#### [YOUR TASK]
State how many lines of the entries include the string "PARTICIPACIÓN", please, leaving out everything but the number.

>> START DATA SUPPLIED

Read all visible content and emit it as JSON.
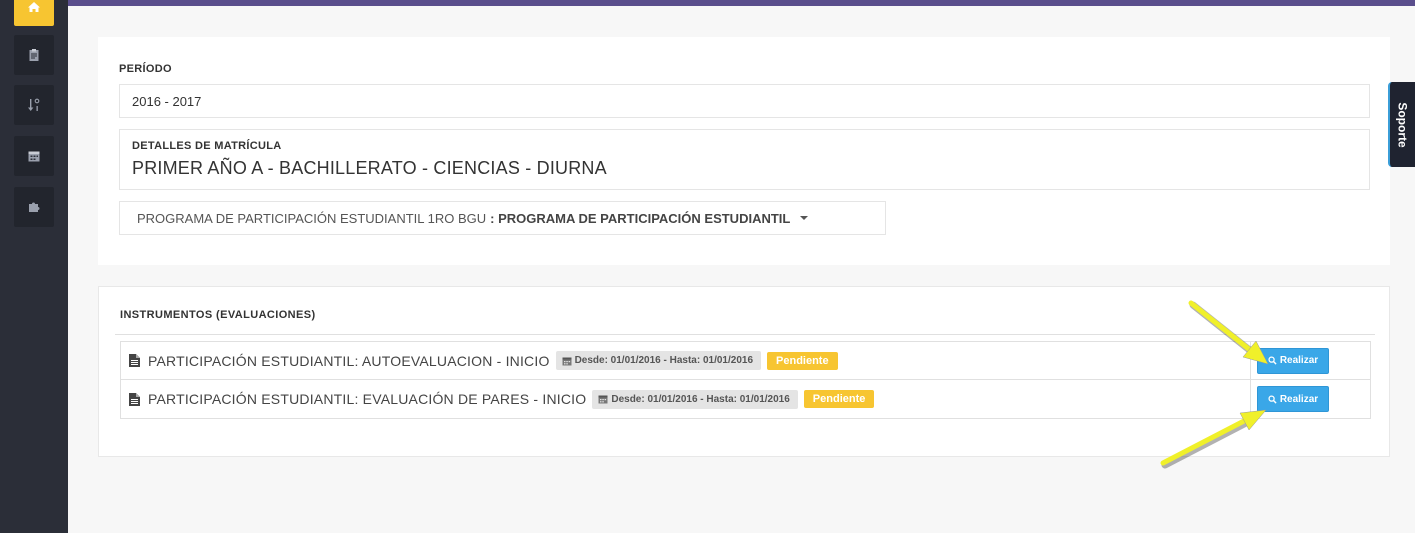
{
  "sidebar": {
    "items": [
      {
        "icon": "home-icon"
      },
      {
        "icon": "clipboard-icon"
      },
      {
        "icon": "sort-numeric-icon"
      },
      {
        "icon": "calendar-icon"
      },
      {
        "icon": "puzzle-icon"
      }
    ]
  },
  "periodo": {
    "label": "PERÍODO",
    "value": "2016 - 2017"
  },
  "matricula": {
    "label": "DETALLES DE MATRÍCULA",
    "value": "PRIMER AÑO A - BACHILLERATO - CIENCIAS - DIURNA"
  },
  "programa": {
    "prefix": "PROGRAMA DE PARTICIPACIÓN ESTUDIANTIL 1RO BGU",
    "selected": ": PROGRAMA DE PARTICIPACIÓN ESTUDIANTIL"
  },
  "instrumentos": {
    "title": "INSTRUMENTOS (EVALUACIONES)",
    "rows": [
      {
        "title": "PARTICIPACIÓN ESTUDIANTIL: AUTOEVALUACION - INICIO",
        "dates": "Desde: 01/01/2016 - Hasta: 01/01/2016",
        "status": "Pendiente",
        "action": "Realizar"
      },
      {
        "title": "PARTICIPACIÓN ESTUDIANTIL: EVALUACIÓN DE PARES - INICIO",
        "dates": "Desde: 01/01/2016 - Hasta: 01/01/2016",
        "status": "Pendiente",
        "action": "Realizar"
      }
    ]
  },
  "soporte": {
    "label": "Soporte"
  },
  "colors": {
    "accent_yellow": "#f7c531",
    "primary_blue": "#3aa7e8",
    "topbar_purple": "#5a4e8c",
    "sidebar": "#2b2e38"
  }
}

>> END DATA SUPPLIED

#### [OUTPUT BELOW]
4